▶ _CHALLENGE_: Copy the records below exactly as they are written.

** BEGIN STORED DATA **

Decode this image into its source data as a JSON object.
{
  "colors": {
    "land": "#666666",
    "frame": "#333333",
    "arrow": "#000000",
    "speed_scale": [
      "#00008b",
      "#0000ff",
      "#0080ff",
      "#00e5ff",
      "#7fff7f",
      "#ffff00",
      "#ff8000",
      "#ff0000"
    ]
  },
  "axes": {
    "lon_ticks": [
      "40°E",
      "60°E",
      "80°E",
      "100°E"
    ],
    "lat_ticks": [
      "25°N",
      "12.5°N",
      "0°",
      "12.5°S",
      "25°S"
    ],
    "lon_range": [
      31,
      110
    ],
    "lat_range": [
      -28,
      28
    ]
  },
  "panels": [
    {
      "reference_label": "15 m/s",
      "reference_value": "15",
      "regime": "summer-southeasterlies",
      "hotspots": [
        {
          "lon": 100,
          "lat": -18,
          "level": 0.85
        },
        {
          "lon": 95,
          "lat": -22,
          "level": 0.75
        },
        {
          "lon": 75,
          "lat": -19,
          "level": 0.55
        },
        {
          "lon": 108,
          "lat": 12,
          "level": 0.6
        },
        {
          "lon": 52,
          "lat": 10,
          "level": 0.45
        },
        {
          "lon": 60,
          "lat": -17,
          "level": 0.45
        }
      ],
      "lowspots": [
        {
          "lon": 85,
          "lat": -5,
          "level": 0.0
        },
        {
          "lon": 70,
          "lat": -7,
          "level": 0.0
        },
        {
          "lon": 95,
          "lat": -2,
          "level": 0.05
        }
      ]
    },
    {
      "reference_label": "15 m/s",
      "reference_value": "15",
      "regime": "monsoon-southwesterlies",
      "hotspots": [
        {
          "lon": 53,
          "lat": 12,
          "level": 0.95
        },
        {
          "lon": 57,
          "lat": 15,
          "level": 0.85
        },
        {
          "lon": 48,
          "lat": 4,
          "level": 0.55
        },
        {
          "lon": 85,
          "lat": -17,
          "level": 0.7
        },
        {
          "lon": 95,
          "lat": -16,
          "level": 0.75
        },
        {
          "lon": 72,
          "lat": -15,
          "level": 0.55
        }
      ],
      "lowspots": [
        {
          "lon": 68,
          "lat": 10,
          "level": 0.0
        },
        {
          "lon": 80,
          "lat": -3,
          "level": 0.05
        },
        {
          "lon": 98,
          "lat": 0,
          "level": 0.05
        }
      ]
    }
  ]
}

** END STORED DATA **

▶ _RIGHT ANSWER_:
Decode this image into its source data as a JSON object.
{
  "colors": {
    "land": "#666666",
    "frame": "#333333",
    "arrow": "#000000",
    "speed_scale": [
      "#00008b",
      "#0000ff",
      "#0080ff",
      "#00e5ff",
      "#7fff7f",
      "#ffff00",
      "#ff8000",
      "#ff0000"
    ]
  },
  "axes": {
    "lon_ticks": [
      "40°E",
      "60°E",
      "80°E",
      "100°E"
    ],
    "lat_ticks": [
      "25°N",
      "12.5°N",
      "0°",
      "12.5°S",
      "25°S"
    ],
    "lon_range": [
      31,
      110
    ],
    "lat_range": [
      -28,
      28
    ]
  },
  "panels": [
    {
      "reference_label": "15 m/s",
      "reference_value": "15",
      "regime": "summer-southeasterlies",
      "hotspots": [
        {
          "lon": 100,
          "lat": -18,
          "level": 0.85
        },
        {
          "lon": 95,
          "lat": -22,
          "level": 0.75
        },
        {
          "lon": 75,
          "lat": -19,
          "level": 0.55
        },
        {
          "lon": 108,
          "lat": 12,
          "level": 0.6
        },
        {
          "lon": 52,
          "lat": 10,
          "level": 0.45
        },
        {
          "lon": 60,
          "lat": -17,
          "level": 0.45
        }
      ],
      "lowspots": [
        {
          "lon": 85,
          "lat": -5,
          "level": 0.0
        },
        {
          "lon": 70,
          "lat": -7,
          "level": 0.0
        },
        {
          "lon": 95,
          "lat": -2,
          "level": 0.05
        }
      ]
    },
    {
      "reference_label": "15 m/s",
      "reference_value": "15",
      "regime": "monsoon-southwesterlies",
      "hotspots": [
        {
          "lon": 53,
          "lat": 12,
          "level": 0.95
        },
        {
          "lon": 57,
          "lat": 15,
          "level": 0.85
        },
        {
          "lon": 48,
          "lat": 4,
          "level": 0.55
        },
        {
          "lon": 85,
          "lat": -17,
          "level": 0.7
        },
        {
          "lon": 95,
          "lat": -16,
          "level": 0.75
        },
        {
          "lon": 72,
          "lat": -15,
          "level": 0.55
        }
      ],
      "lowspots": [
        {
          "lon": 68,
          "lat": 10,
          "level": 0.0
        },
        {
          "lon": 80,
          "lat": -3,
          "level": 0.05
        },
        {
          "lon": 98,
          "lat": 0,
          "level": 0.05
        }
      ]
    }
  ]
}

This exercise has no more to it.